-- GIVEN TEXT --
══════

Tugan Sokhiev conducts Berlioz’s “Symphonie fantastique”

In his Symphonie fantastique, Hector Berlioz set a dark drama of unrequited love to music with intoxicating intensity. It depicts contrasting scenes in visionary tonal colours: infatuation, a swirling ball, doubts that lead to a murder and an execution, and finally a sinister witches’ sabbath. Johannes Brahms’s Double Concerto is characterised not only by its emotional depth but also by its Classical clarity. The soloists under the baton of conductor Tugan Sokhiev are concertmaster Noah Bendix-Balgley and principal cellist Bruno Delepelaire.

Rome, 1832: Felix Mendelssohn – on a grand educational tour – retrieves an overture he sketched in Scotland to revise. He recalls “how strange [he] felt in the Hebrides,” seasick on the ship off the wave-tossed Fingal’s Cave. The cave inspired him to compose mysterious music that depicts the wind, the waves and the rumble of thunder.

“My relationship with Mendelssohn began in Rome in a rather bizarre way,” recalled Hector Berlioz. After several failed attempts, he finally won the coveted Prix de Rome and now the scholarship holder was enjoying summer in the Eternal City. One evening, he met Mendelssohn at the French Academy. When Berlioz confessed that he was dissatisfied with his Prix de Rome cantata, his colleague replied: “I was afraid that you would be satisfied with this first allegro; to be honest, it’s terrible!”. This marked the beginning of an unusual friendship in which one moment they are making music together – with Berlioz singing, and Mendelssohn accompanying – and the next the German would like to “bite him to death” because he is repulsed by the eccentric Frenchman’s music. The Symphonie fantastique, on which Berlioz was working, reflects his inner life. The lyrical idée fixe, the main theme, embodies his distant beloved – who has no inkling of Berlioz’s affection – whose delicate face is transformed into a grimace in feverish musical dreams – “cold foolishness, cold passions” to Mendelssohn’s ears.

══════

-- SUPPLIED ENTRIES --
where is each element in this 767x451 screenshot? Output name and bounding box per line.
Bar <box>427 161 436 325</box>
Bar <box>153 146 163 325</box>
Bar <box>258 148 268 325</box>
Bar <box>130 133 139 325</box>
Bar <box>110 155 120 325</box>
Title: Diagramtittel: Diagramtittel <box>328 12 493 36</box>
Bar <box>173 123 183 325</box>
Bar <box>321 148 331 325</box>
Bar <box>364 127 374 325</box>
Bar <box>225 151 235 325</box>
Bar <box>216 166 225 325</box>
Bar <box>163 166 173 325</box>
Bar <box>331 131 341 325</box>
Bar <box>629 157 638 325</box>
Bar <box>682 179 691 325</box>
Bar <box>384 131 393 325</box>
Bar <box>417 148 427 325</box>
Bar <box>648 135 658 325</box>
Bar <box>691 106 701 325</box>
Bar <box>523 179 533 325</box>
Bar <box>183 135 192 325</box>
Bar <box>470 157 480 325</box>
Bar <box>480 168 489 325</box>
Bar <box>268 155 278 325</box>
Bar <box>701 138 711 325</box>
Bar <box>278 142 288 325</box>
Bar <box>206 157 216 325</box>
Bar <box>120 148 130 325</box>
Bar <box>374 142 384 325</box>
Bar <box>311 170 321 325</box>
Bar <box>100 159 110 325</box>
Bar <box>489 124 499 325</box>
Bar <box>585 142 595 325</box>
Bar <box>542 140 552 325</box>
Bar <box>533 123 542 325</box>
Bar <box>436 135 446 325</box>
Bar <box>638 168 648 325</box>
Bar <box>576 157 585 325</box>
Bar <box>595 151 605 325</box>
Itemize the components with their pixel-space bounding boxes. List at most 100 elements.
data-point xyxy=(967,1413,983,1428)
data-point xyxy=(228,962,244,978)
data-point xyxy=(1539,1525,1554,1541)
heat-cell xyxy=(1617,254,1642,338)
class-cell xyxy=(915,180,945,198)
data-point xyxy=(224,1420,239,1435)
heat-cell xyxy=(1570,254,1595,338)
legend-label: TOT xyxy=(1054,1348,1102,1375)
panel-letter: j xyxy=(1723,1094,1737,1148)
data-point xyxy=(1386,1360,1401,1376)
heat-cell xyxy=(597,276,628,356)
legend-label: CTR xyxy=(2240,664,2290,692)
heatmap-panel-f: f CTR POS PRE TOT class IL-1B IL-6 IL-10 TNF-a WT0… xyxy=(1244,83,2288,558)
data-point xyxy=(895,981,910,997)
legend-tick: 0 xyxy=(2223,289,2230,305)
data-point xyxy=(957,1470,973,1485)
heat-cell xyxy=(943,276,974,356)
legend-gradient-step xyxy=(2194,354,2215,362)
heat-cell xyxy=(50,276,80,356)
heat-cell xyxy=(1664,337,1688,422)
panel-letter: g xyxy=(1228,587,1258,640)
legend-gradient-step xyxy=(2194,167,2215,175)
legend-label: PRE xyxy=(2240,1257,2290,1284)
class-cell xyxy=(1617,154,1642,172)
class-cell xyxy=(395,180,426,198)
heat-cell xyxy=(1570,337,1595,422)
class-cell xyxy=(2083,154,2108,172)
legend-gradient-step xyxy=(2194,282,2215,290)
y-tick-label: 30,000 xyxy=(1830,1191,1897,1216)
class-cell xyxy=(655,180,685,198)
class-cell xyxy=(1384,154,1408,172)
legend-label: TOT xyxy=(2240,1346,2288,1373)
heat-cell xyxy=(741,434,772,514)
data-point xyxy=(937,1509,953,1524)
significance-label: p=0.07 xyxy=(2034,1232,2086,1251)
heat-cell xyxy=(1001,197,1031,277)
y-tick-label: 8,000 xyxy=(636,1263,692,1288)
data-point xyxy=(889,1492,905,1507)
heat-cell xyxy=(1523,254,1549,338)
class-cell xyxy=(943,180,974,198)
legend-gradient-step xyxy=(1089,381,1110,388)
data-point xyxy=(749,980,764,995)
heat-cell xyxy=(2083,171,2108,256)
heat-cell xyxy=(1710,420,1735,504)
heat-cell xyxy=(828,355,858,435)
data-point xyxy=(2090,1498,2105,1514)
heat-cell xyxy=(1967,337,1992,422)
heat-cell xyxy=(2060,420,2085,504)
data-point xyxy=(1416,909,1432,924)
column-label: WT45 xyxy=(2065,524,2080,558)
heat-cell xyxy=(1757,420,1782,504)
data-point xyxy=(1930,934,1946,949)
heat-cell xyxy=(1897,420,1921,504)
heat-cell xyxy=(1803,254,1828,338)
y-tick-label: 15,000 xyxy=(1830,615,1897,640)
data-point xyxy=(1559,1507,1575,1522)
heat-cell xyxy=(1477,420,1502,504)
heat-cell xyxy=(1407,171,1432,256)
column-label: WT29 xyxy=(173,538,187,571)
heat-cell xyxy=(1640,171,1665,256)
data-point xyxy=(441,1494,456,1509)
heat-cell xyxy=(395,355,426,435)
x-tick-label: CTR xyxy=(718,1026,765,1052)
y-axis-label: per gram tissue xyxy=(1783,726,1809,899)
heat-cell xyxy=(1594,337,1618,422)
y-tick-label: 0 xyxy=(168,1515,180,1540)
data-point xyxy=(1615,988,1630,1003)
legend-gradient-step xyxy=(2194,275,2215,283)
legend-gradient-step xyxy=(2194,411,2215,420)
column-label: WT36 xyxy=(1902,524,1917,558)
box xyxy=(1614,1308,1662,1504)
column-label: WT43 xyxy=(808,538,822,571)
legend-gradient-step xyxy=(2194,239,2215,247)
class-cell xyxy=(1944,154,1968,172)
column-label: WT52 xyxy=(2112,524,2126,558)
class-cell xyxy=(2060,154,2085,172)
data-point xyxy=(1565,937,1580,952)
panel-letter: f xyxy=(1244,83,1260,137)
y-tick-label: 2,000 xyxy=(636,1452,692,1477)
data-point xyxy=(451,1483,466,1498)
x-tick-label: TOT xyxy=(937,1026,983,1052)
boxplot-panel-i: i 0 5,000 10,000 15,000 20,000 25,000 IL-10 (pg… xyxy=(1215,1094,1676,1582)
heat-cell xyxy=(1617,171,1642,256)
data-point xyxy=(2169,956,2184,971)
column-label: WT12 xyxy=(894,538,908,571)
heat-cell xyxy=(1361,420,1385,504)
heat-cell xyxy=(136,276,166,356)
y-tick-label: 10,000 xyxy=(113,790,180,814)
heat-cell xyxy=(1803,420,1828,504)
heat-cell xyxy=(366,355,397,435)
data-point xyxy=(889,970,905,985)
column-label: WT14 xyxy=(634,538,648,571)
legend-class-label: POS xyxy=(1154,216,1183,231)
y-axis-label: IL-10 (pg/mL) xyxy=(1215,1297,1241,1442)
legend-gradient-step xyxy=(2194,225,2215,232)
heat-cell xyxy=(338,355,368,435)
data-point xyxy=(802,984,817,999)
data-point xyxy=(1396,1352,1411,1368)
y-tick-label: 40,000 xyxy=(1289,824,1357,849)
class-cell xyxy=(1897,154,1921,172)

══════

-- TASK BRIEF --
Reproduce the passage of the text about Tugan Sokhiev's Berlioz concert word for word, from "Rome, 1832: Felix" up to and including "rumble of thunder.".

-- SOLUTION FOR THIS TASK --
Rome, 1832: Felix Mendelssohn – on a grand educational tour – retrieves an overture he sketched in Scotland to revise. He recalls “how strange [he] felt in the Hebrides,” seasick on the ship off the wave-tossed Fingal’s Cave. The cave inspired him to compose mysterious music that depicts the wind, the waves and the rumble of thunder.